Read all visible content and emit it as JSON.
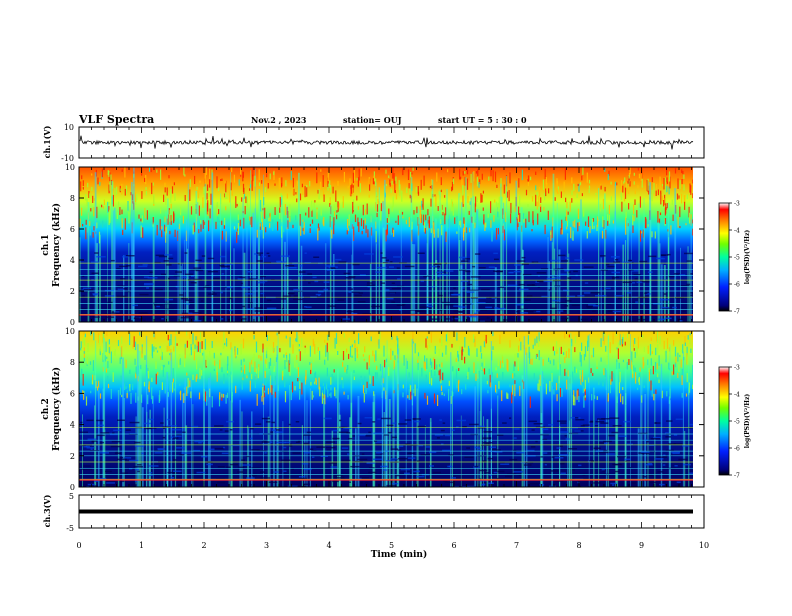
{
  "header": {
    "title": "VLF Spectra",
    "date": "Nov.2 , 2023",
    "station": "station= OUJ",
    "start": "start UT = 5 : 30 : 0"
  },
  "chart_data": [
    {
      "type": "line",
      "name": "ch1-waveform",
      "ylabel": "ch.1(V)",
      "ylim": [
        -10,
        10
      ],
      "yticks": [
        "10",
        "-10"
      ],
      "xlim": [
        0,
        10
      ]
    },
    {
      "type": "heatmap",
      "name": "ch1-spectrogram",
      "ylabel": "ch.1 Frequency (kHz)",
      "ylim": [
        0,
        10
      ],
      "yticks": [
        "0",
        "2",
        "4",
        "6",
        "8",
        "10"
      ],
      "xlim": [
        0,
        10
      ],
      "colorbar": {
        "label": "log(PSD)(V²/Hz)",
        "range": [
          -7,
          -3
        ],
        "ticks": [
          "-3",
          "-4",
          "-5",
          "-6",
          "-7"
        ]
      }
    },
    {
      "type": "heatmap",
      "name": "ch2-spectrogram",
      "ylabel": "ch.2 Frequency (kHz)",
      "ylim": [
        0,
        10
      ],
      "yticks": [
        "0",
        "2",
        "4",
        "6",
        "8",
        "10"
      ],
      "xlim": [
        0,
        10
      ],
      "colorbar": {
        "label": "log(PSD)(V²/Hz)",
        "range": [
          -7,
          -3
        ],
        "ticks": [
          "-3",
          "-4",
          "-5",
          "-6",
          "-7"
        ]
      }
    },
    {
      "type": "line",
      "name": "ch3-waveform",
      "ylabel": "ch.3(V)",
      "ylim": [
        -5,
        5
      ],
      "yticks": [
        "5",
        "-5"
      ],
      "xlim": [
        0,
        10
      ]
    }
  ],
  "xaxis": {
    "label": "Time (min)",
    "ticks": [
      "0",
      "1",
      "2",
      "3",
      "4",
      "5",
      "6",
      "7",
      "8",
      "9",
      "10"
    ]
  },
  "labels": {
    "ch1_wave": "ch.1(V)",
    "ch1_spec_a": "ch.1",
    "ch1_spec_b": "Frequency (kHz)",
    "ch2_spec_a": "ch.2",
    "ch2_spec_b": "Frequency (kHz)",
    "ch3_wave": "ch.3(V)",
    "cbar": "log(PSD)(V²/Hz)"
  },
  "colors": {
    "axis": "#000000",
    "background": "#000080"
  }
}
++++++++++++++++++++
— EXERCISE PROMPT —
Copy all the lines of data exactly as they appear, dropping any images.

— ANSWER —
Read all visible content and emit it as JSON.
{
  "header": {
    "title": "VLF Spectra",
    "date": "Nov.2 , 2023",
    "station": "station= OUJ",
    "start": "start UT = 5 : 30 : 0"
  },
  "chart_data": [
    {
      "type": "line",
      "name": "ch1-waveform",
      "ylabel": "ch.1(V)",
      "ylim": [
        -10,
        10
      ],
      "yticks": [
        "10",
        "-10"
      ],
      "xlim": [
        0,
        10
      ]
    },
    {
      "type": "heatmap",
      "name": "ch1-spectrogram",
      "ylabel": "ch.1 Frequency (kHz)",
      "ylim": [
        0,
        10
      ],
      "yticks": [
        "0",
        "2",
        "4",
        "6",
        "8",
        "10"
      ],
      "xlim": [
        0,
        10
      ],
      "colorbar": {
        "label": "log(PSD)(V²/Hz)",
        "range": [
          -7,
          -3
        ],
        "ticks": [
          "-3",
          "-4",
          "-5",
          "-6",
          "-7"
        ]
      }
    },
    {
      "type": "heatmap",
      "name": "ch2-spectrogram",
      "ylabel": "ch.2 Frequency (kHz)",
      "ylim": [
        0,
        10
      ],
      "yticks": [
        "0",
        "2",
        "4",
        "6",
        "8",
        "10"
      ],
      "xlim": [
        0,
        10
      ],
      "colorbar": {
        "label": "log(PSD)(V²/Hz)",
        "range": [
          -7,
          -3
        ],
        "ticks": [
          "-3",
          "-4",
          "-5",
          "-6",
          "-7"
        ]
      }
    },
    {
      "type": "line",
      "name": "ch3-waveform",
      "ylabel": "ch.3(V)",
      "ylim": [
        -5,
        5
      ],
      "yticks": [
        "5",
        "-5"
      ],
      "xlim": [
        0,
        10
      ]
    }
  ],
  "xaxis": {
    "label": "Time (min)",
    "ticks": [
      "0",
      "1",
      "2",
      "3",
      "4",
      "5",
      "6",
      "7",
      "8",
      "9",
      "10"
    ]
  },
  "labels": {
    "ch1_wave": "ch.1(V)",
    "ch1_spec_a": "ch.1",
    "ch1_spec_b": "Frequency (kHz)",
    "ch2_spec_a": "ch.2",
    "ch2_spec_b": "Frequency (kHz)",
    "ch3_wave": "ch.3(V)",
    "cbar": "log(PSD)(V²/Hz)"
  },
  "colors": {
    "axis": "#000000",
    "background": "#000080"
  }
}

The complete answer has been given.